• **Problem requirements**: Repeat all the records exactly, omitting pictures.

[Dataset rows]
:::
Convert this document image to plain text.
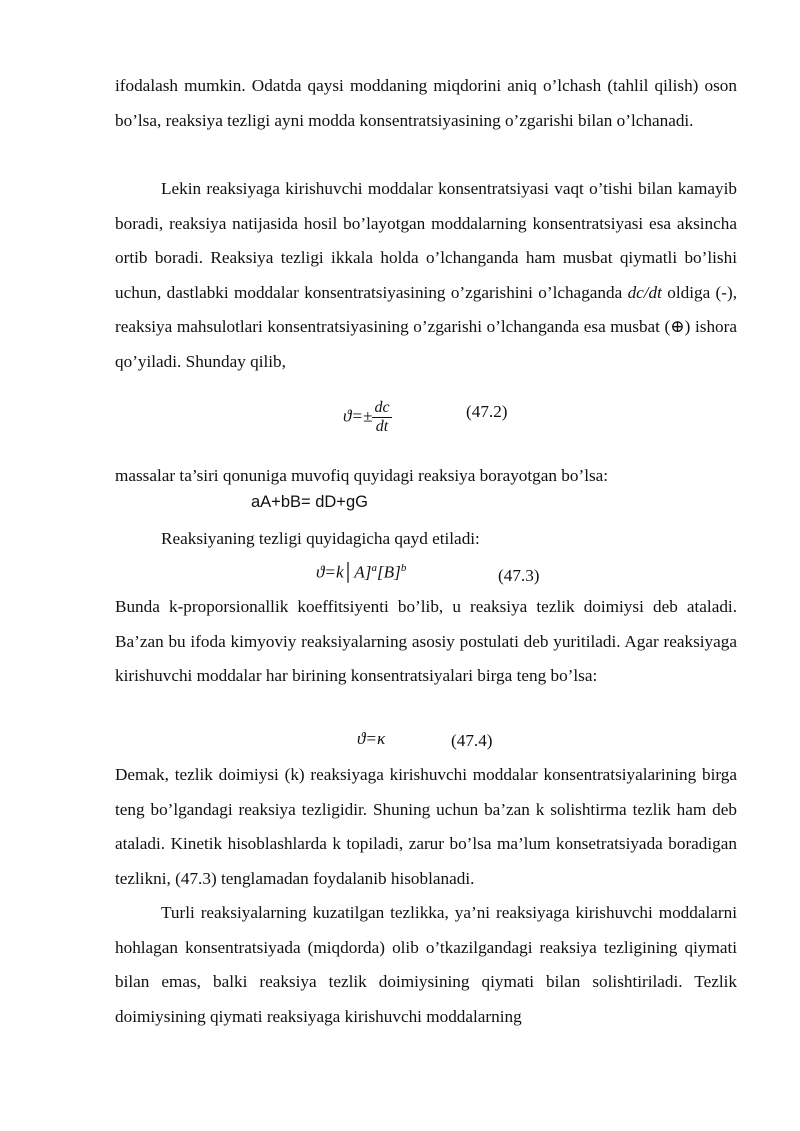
ifodalash mumkin. Odatda qaysi moddaning miqdorini aniq o’lchash (tahlil qilish) oson bo’lsa, reaksiya tezligi ayni modda konsentratsiyasining o’zgarishi bilan o’lchanadi.

Lekin reaksiyaga kirishuvchi moddalar konsentratsiyasi vaqt o’tishi bilan kamayib boradi, reaksiya natijasida hosil bo’layotgan moddalarning konsentratsiyasi esa aksincha ortib boradi. Reaksiya tezligi ikkala holda o’lchanganda ham musbat qiymatli bo’lishi uchun, dastlabki moddalar konsentratsiyasining o’zgarishini o’lchaganda dc/dt oldiga (-), reaksiya mahsulotlari konsentratsiyasining o’zgarishi o’lchanganda esa musbat (⊕) ishora qo’yiladi. Shunday qilib,

$ϑ=\pm \frac{dc}{dt}$	(47.2)

massalar ta’siri qonuniga muvofiq quyidagi reaksiya borayotgan bo’lsa:

aA+bB= dD+gG

Reaksiyaning tezligi quyidagicha qayd etiladi:

$ϑ=k│A]^a[B]^b$	(47.3)

Bunda k-proporsionallik koeffitsiyenti bo’lib, u reaksiya tezlik doimiysi deb ataladi. Ba’zan bu ifoda kimyoviy reaksiyalarning asosiy postulati deb yuritiladi. Agar reaksiyaga kirishuvchi moddalar har birining konsentratsiyalari birga teng bo’lsa:

ϑ=κ	(47.4)

Demak, tezlik doimiysi (k) reaksiyaga kirishuvchi moddalar konsentratsiyalarining birga teng bo’lgandagi reaksiya tezligidir. Shuning uchun ba’zan k solishtirma tezlik ham deb ataladi. Kinetik hisoblashlarda k topiladi, zarur bo’lsa ma’lum konsetratsiyada boradigan tezlikni, (47.3) tenglamadan foydalanib hisoblanadi.

Turli reaksiyalarning kuzatilgan tezlikka, ya’ni reaksiyaga kirishuvchi moddalarni hohlagan konsentratsiyada (miqdorda) olib o’tkazilgandagi reaksiya tezligining qiymati bilan emas, balki reaksiya tezlik doimiysining qiymati bilan solishtiriladi. Tezlik doimiysining qiymati reaksiyaga kirishuvchi moddalarning
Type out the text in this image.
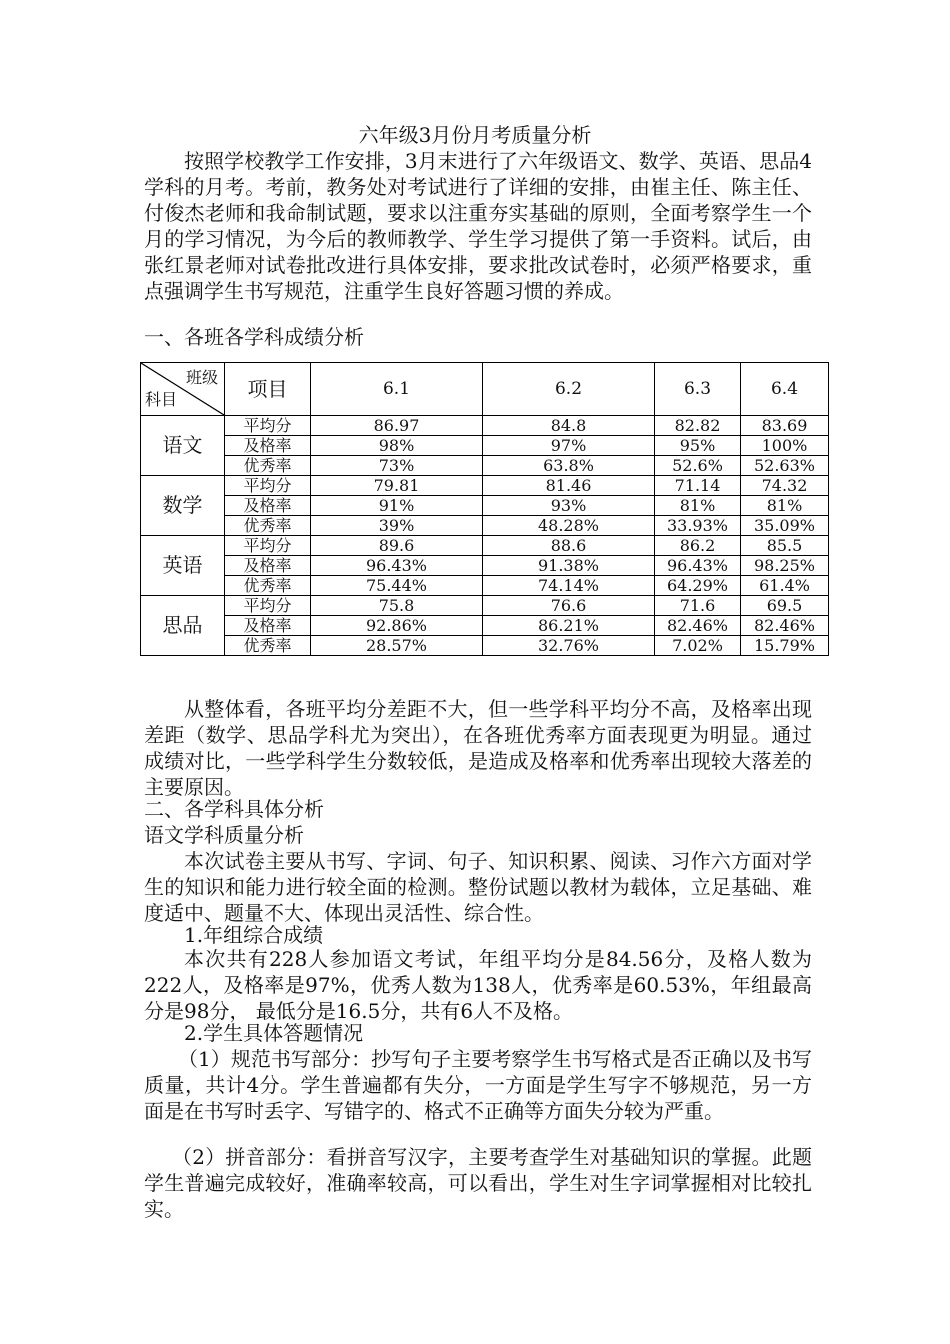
六年级3月份月考质量分析

按照学校教学工作安排，3月末进行了六年级语文、数学、英语、思品4学科的月考。考前，教务处对考试进行了详细的安排，由崔主任、陈主任、付俊杰老师和我命制试题，要求以注重夯实基础的原则，全面考察学生一个月的学习情况，为今后的教师教学、学生学习提供了第一手资料。试后，由张红景老师对试卷批改进行具体安排，要求批改试卷时，必须严格要求，重点强调学生书写规范，注重学生良好答题习惯的养成。

一、各班各学科成绩分析

班级
科目	项目	6.1	6.2	6.3	6.4
语文	平均分	86.97	84.8	82.82	83.69
	及格率	98%	97%	95%	100%
	优秀率	73%	63.8%	52.6%	52.63%
数学	平均分	79.81	81.46	71.14	74.32
	及格率	91%	93%	81%	81%
	优秀率	39%	48.28%	33.93%	35.09%
英语	平均分	89.6	88.6	86.2	85.5
	及格率	96.43%	91.38%	96.43%	98.25%
	优秀率	75.44%	74.14%	64.29%	61.4%
思品	平均分	75.8	76.6	71.6	69.5
	及格率	92.86%	86.21%	82.46%	82.46%
	优秀率	28.57%	32.76%	7.02%	15.79%

从整体看，各班平均分差距不大，但一些学科平均分不高，及格率出现差距（数学、思品学科尤为突出），在各班优秀率方面表现更为明显。通过成绩对比，一些学科学生分数较低，是造成及格率和优秀率出现较大落差的主要原因。

二、各学科具体分析

语文学科质量分析

本次试卷主要从书写、字词、句子、知识积累、阅读、习作六方面对学生的知识和能力进行较全面的检测。整份试题以教材为载体，立足基础、难度适中、题量不大、体现出灵活性、综合性。

1.年组综合成绩

本次共有228人参加语文考试，年组平均分是84.56分，及格人数为222人，及格率是97%，优秀人数为138人，优秀率是60.53%，年组最高分是98分， 最低分是16.5分，共有6人不及格。

2.学生具体答题情况

（1）规范书写部分：抄写句子主要考察学生书写格式是否正确以及书写质量，共计4分。学生普遍都有失分，一方面是学生写字不够规范，另一方面是在书写时丢字、写错字的、格式不正确等方面失分较为严重。

（2）拼音部分：看拼音写汉字，主要考查学生对基础知识的掌握。此题学生普遍完成较好，准确率较高，可以看出，学生对生字词掌握相对比较扎实。
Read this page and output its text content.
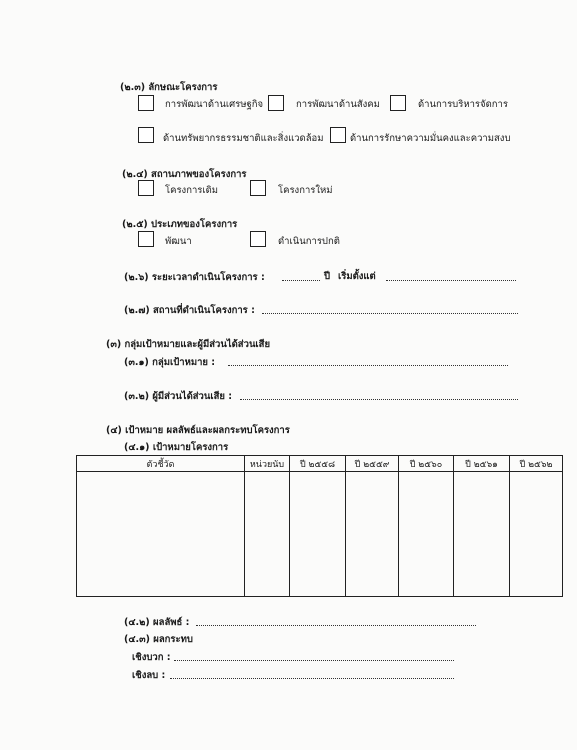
(๒.๓) ลักษณะโครงการ
การพัฒนาด้านเศรษฐกิจ	การพัฒนาด้านสังคม	ด้านการบริหารจัดการ
ด้านทรัพยากรธรรมชาติและสิ่งแวดล้อม	ด้านการรักษาความมั่นคงและความสงบ
(๒.๔) สถานภาพของโครงการ
โครงการเดิม	โครงการใหม่
(๒.๕) ประเภทของโครงการ
พัฒนา	ดำเนินการปกติ
(๒.๖) ระยะเวลาดำเนินโครงการ :	ปี เริ่มตั้งแต่
(๒.๗) สถานที่ดำเนินโครงการ :
(๓) กลุ่มเป้าหมายและผู้มีส่วนได้ส่วนเสีย
(๓.๑) กลุ่มเป้าหมาย :
(๓.๒) ผู้มีส่วนได้ส่วนเสีย :
(๔) เป้าหมาย ผลลัพธ์และผลกระทบโครงการ
(๔.๑) เป้าหมายโครงการ
ตัวชี้วัด	หน่วยนับ	ปี ๒๕๕๘	ปี ๒๕๕๙	ปี ๒๕๖๐	ปี ๒๕๖๑	ปี ๒๕๖๒

(๔.๒) ผลลัพธ์ :
(๔.๓) ผลกระทบ
เชิงบวก :
เชิงลบ :
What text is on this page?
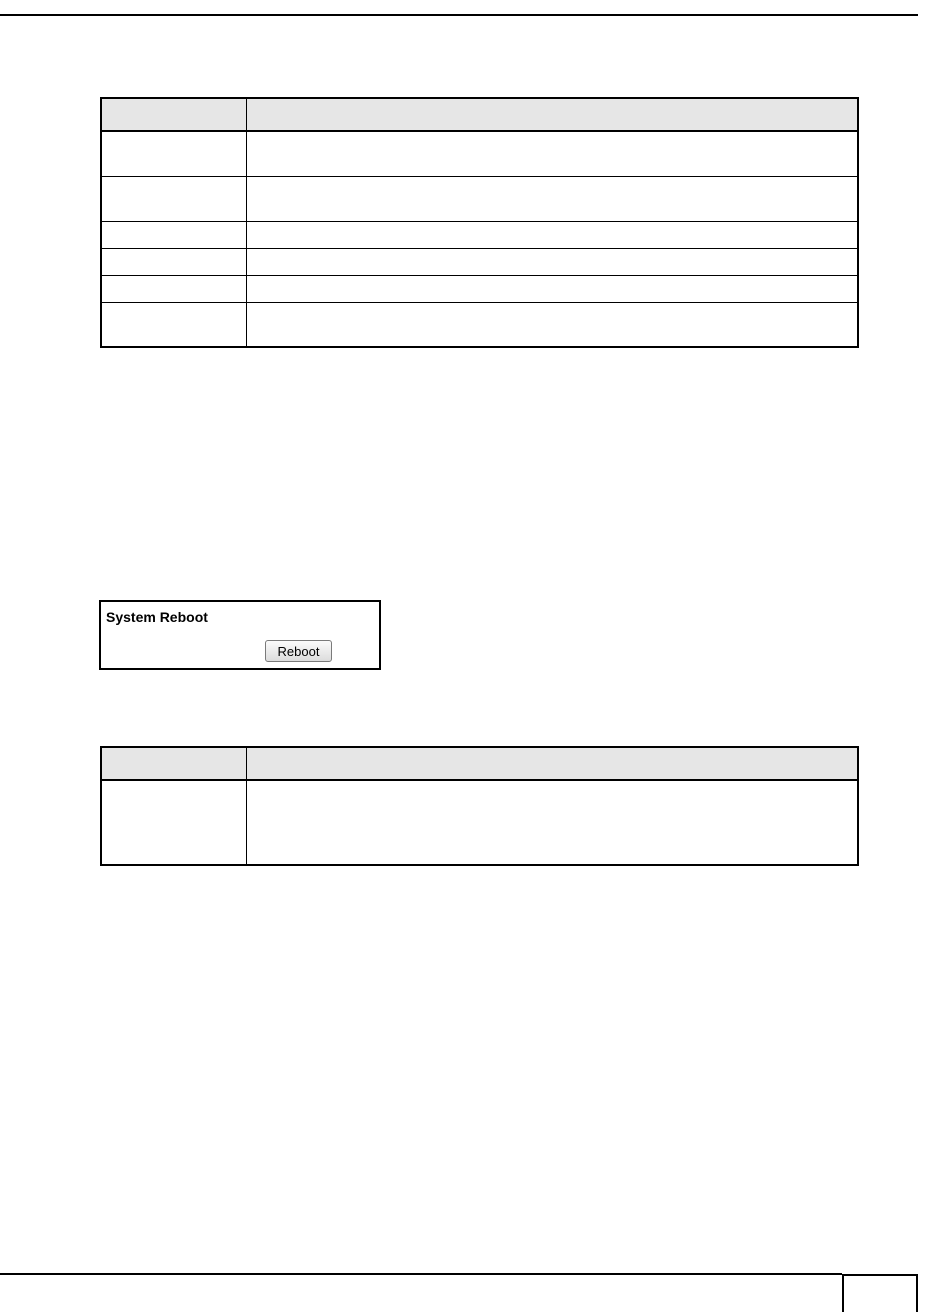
System Reboot
Reboot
:::
• **Output**:
Convert this document image to plain text.
ifodalash mumkin. Odatda qaysi moddaning miqdorini aniq o’lchash (tahlil qilish) oson bo’lsa, reaksiya tezligi ayni modda konsentratsiyasining o’zgarishi bilan o’lchanadi.

Lekin reaksiyaga kirishuvchi moddalar konsentratsiyasi vaqt o’tishi bilan kamayib boradi, reaksiya natijasida hosil bo’layotgan moddalarning konsentratsiyasi esa aksincha ortib boradi. Reaksiya tezligi ikkala holda o’lchanganda ham musbat qiymatli bo’lishi uchun, dastlabki moddalar konsentratsiyasining o’zgarishini o’lchaganda dc/dt oldiga (-), reaksiya mahsulotlari konsentratsiyasining o’zgarishi o’lchanganda esa musbat (⊕) ishora qo’yiladi. Shunday qilib,

$ϑ=\pm \frac{dc}{dt}$	(47.2)

massalar ta’siri qonuniga muvofiq quyidagi reaksiya borayotgan bo’lsa:

aA+bB= dD+gG

Reaksiyaning tezligi quyidagicha qayd etiladi:

$ϑ=k│A]^a[B]^b$	(47.3)

Bunda k-proporsionallik koeffitsiyenti bo’lib, u reaksiya tezlik doimiysi deb ataladi. Ba’zan bu ifoda kimyoviy reaksiyalarning asosiy postulati deb yuritiladi. Agar reaksiyaga kirishuvchi moddalar har birining konsentratsiyalari birga teng bo’lsa:

ϑ=κ	(47.4)

Demak, tezlik doimiysi (k) reaksiyaga kirishuvchi moddalar konsentratsiyalarining birga teng bo’lgandagi reaksiya tezligidir. Shuning uchun ba’zan k solishtirma tezlik ham deb ataladi. Kinetik hisoblashlarda k topiladi, zarur bo’lsa ma’lum konsetratsiyada boradigan tezlikni, (47.3) tenglamadan foydalanib hisoblanadi.

Turli reaksiyalarning kuzatilgan tezlikka, ya’ni reaksiyaga kirishuvchi moddalarni hohlagan konsentratsiyada (miqdorda) olib o’tkazilgandagi reaksiya tezligining qiymati bilan emas, balki reaksiya tezlik doimiysining qiymati bilan solishtiriladi. Tezlik doimiysining qiymati reaksiyaga kirishuvchi moddalarning
Type out the text in this image.
六年级3月份月考质量分析

按照学校教学工作安排，3月末进行了六年级语文、数学、英语、思品4学科的月考。考前，教务处对考试进行了详细的安排，由崔主任、陈主任、付俊杰老师和我命制试题，要求以注重夯实基础的原则，全面考察学生一个月的学习情况，为今后的教师教学、学生学习提供了第一手资料。试后，由张红景老师对试卷批改进行具体安排，要求批改试卷时，必须严格要求，重点强调学生书写规范，注重学生良好答题习惯的养成。

一、各班各学科成绩分析

班级
科目	项目	6.1	6.2	6.3	6.4
语文	平均分	86.97	84.8	82.82	83.69
	及格率	98%	97%	95%	100%
	优秀率	73%	63.8%	52.6%	52.63%
数学	平均分	79.81	81.46	71.14	74.32
	及格率	91%	93%	81%	81%
	优秀率	39%	48.28%	33.93%	35.09%
英语	平均分	89.6	88.6	86.2	85.5
	及格率	96.43%	91.38%	96.43%	98.25%
	优秀率	75.44%	74.14%	64.29%	61.4%
思品	平均分	75.8	76.6	71.6	69.5
	及格率	92.86%	86.21%	82.46%	82.46%
	优秀率	28.57%	32.76%	7.02%	15.79%

从整体看，各班平均分差距不大，但一些学科平均分不高，及格率出现差距（数学、思品学科尤为突出），在各班优秀率方面表现更为明显。通过成绩对比，一些学科学生分数较低，是造成及格率和优秀率出现较大落差的主要原因。

二、各学科具体分析

语文学科质量分析

本次试卷主要从书写、字词、句子、知识积累、阅读、习作六方面对学生的知识和能力进行较全面的检测。整份试题以教材为载体，立足基础、难度适中、题量不大、体现出灵活性、综合性。

1.年组综合成绩

本次共有228人参加语文考试，年组平均分是84.56分，及格人数为222人，及格率是97%，优秀人数为138人，优秀率是60.53%，年组最高分是98分， 最低分是16.5分，共有6人不及格。

2.学生具体答题情况

（1）规范书写部分：抄写句子主要考察学生书写格式是否正确以及书写质量，共计4分。学生普遍都有失分，一方面是学生写字不够规范，另一方面是在书写时丢字、写错字的、格式不正确等方面失分较为严重。

（2）拼音部分：看拼音写汉字，主要考查学生对基础知识的掌握。此题学生普遍完成较好，准确率较高，可以看出，学生对生字词掌握相对比较扎实。
Read this page and output its text content.
(๒.๓) ลักษณะโครงการ
การพัฒนาด้านเศรษฐกิจ	การพัฒนาด้านสังคม	ด้านการบริหารจัดการ
ด้านทรัพยากรธรรมชาติและสิ่งแวดล้อม	ด้านการรักษาความมั่นคงและความสงบ
(๒.๔) สถานภาพของโครงการ
โครงการเดิม	โครงการใหม่
(๒.๕) ประเภทของโครงการ
พัฒนา	ดำเนินการปกติ
(๒.๖) ระยะเวลาดำเนินโครงการ :	ปี เริ่มตั้งแต่
(๒.๗) สถานที่ดำเนินโครงการ :
(๓) กลุ่มเป้าหมายและผู้มีส่วนได้ส่วนเสีย
(๓.๑) กลุ่มเป้าหมาย :
(๓.๒) ผู้มีส่วนได้ส่วนเสีย :
(๔) เป้าหมาย ผลลัพธ์และผลกระทบโครงการ
(๔.๑) เป้าหมายโครงการ
ตัวชี้วัด	หน่วยนับ	ปี ๒๕๕๘	ปี ๒๕๕๙	ปี ๒๕๖๐	ปี ๒๕๖๑	ปี ๒๕๖๒

(๔.๒) ผลลัพธ์ :
(๔.๓) ผลกระทบ
เชิงบวก :
เชิงลบ :
What text is on this page?
System Reboot
Reboot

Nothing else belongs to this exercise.